**Aim:** Convert the listing below into a JSON list of strings, one string per line, leaving out any blank lines.

====

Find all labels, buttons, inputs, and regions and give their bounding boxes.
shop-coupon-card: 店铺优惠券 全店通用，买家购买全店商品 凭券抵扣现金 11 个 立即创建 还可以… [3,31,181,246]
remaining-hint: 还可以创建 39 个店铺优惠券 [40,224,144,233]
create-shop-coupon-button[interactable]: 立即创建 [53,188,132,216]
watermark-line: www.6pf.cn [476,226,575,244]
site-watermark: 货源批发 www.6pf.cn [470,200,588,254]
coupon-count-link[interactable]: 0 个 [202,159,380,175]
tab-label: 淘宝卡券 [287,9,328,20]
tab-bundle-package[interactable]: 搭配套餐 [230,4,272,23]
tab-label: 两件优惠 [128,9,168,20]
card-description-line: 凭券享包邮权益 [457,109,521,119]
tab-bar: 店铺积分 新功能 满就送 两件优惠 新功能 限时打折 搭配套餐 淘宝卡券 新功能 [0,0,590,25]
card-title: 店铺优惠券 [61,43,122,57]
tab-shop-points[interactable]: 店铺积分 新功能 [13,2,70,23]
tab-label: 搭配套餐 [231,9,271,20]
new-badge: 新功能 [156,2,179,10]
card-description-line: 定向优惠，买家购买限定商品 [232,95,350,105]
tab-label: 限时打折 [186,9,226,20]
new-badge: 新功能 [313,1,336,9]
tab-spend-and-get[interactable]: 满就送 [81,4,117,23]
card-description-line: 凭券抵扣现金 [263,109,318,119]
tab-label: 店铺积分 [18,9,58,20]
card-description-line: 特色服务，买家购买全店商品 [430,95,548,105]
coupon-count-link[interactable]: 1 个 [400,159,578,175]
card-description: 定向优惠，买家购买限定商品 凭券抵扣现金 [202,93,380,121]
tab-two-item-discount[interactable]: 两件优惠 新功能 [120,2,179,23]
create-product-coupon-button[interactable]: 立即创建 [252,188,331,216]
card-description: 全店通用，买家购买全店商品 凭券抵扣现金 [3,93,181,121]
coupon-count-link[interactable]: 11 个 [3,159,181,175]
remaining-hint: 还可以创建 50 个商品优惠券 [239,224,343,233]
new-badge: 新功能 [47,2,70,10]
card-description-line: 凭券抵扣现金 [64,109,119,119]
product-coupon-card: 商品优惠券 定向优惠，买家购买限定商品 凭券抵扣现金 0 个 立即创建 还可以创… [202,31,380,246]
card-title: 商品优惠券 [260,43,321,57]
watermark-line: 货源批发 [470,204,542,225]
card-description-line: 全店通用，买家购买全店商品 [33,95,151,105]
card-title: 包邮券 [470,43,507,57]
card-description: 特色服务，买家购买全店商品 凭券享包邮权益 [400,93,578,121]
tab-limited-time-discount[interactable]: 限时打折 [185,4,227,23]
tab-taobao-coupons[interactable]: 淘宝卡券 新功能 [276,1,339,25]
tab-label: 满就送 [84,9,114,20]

====

**Worked answer:**
[
  "Find all labels, buttons, inputs, and regions and give their bounding boxes.",
  "shop-coupon-card: 店铺优惠券 全店通用，买家购买全店商品 凭券抵扣现金 11 个 立即创建 还可以… [3,31,181,246]",
  "remaining-hint: 还可以创建 39 个店铺优惠券 [40,224,144,233]",
  "create-shop-coupon-button[interactable]: 立即创建 [53,188,132,216]",
  "watermark-line: www.6pf.cn [476,226,575,244]",
  "site-watermark: 货源批发 www.6pf.cn [470,200,588,254]",
  "coupon-count-link[interactable]: 0 个 [202,159,380,175]",
  "tab-label: 淘宝卡券 [287,9,328,20]",
  "tab-bundle-package[interactable]: 搭配套餐 [230,4,272,23]",
  "tab-label: 两件优惠 [128,9,168,20]",
  "card-description-line: 凭券享包邮权益 [457,109,521,119]",
  "tab-bar: 店铺积分 新功能 满就送 两件优惠 新功能 限时打折 搭配套餐 淘宝卡券 新功能 [0,0,590,25]",
  "card-title: 店铺优惠券 [61,43,122,57]",
  "tab-shop-points[interactable]: 店铺积分 新功能 [13,2,70,23]",
  "tab-label: 搭配套餐 [231,9,271,20]",
  "new-badge: 新功能 [156,2,179,10]",
  "card-description-line: 定向优惠，买家购买限定商品 [232,95,350,105]",
  "tab-label: 限时打折 [186,9,226,20]",
  "new-badge: 新功能 [313,1,336,9]",
  "tab-spend-and-get[interactable]: 满就送 [81,4,117,23]",
  "card-description-line: 凭券抵扣现金 [263,109,318,119]",
  "tab-label: 店铺积分 [18,9,58,20]",
  "card-description-line: 特色服务，买家购买全店商品 [430,95,548,105]",
  "coupon-count-link[interactable]: 1 个 [400,159,578,175]",
  "card-description: 定向优惠，买家购买限定商品 凭券抵扣现金 [202,93,380,121]",
  "tab-two-item-discount[interactable]: 两件优惠 新功能 [120,2,179,23]",
  "create-product-coupon-button[interactable]: 立即创建 [252,188,331,216]",
  "card-description: 全店通用，买家购买全店商品 凭券抵扣现金 [3,93,181,121]",
  "coupon-count-link[interactable]: 11 个 [3,159,181,175]",
  "remaining-hint: 还可以创建 50 个商品优惠券 [239,224,343,233]",
  "new-badge: 新功能 [47,2,70,10]",
  "card-description-line: 凭券抵扣现金 [64,109,119,119]",
  "product-coupon-card: 商品优惠券 定向优惠，买家购买限定商品 凭券抵扣现金 0 个 立即创建 还可以创… [202,31,380,246]",
  "card-title: 商品优惠券 [260,43,321,57]",
  "watermark-line: 货源批发 [470,204,542,225]",
  "card-description-line: 全店通用，买家购买全店商品 [33,95,151,105]",
  "card-title: 包邮券 [470,43,507,57]",
  "card-description: 特色服务，买家购买全店商品 凭券享包邮权益 [400,93,578,121]",
  "tab-limited-time-discount[interactable]: 限时打折 [185,4,227,23]",
  "tab-taobao-coupons[interactable]: 淘宝卡券 新功能 [276,1,339,25]",
  "tab-label: 满就送 [84,9,114,20]"
]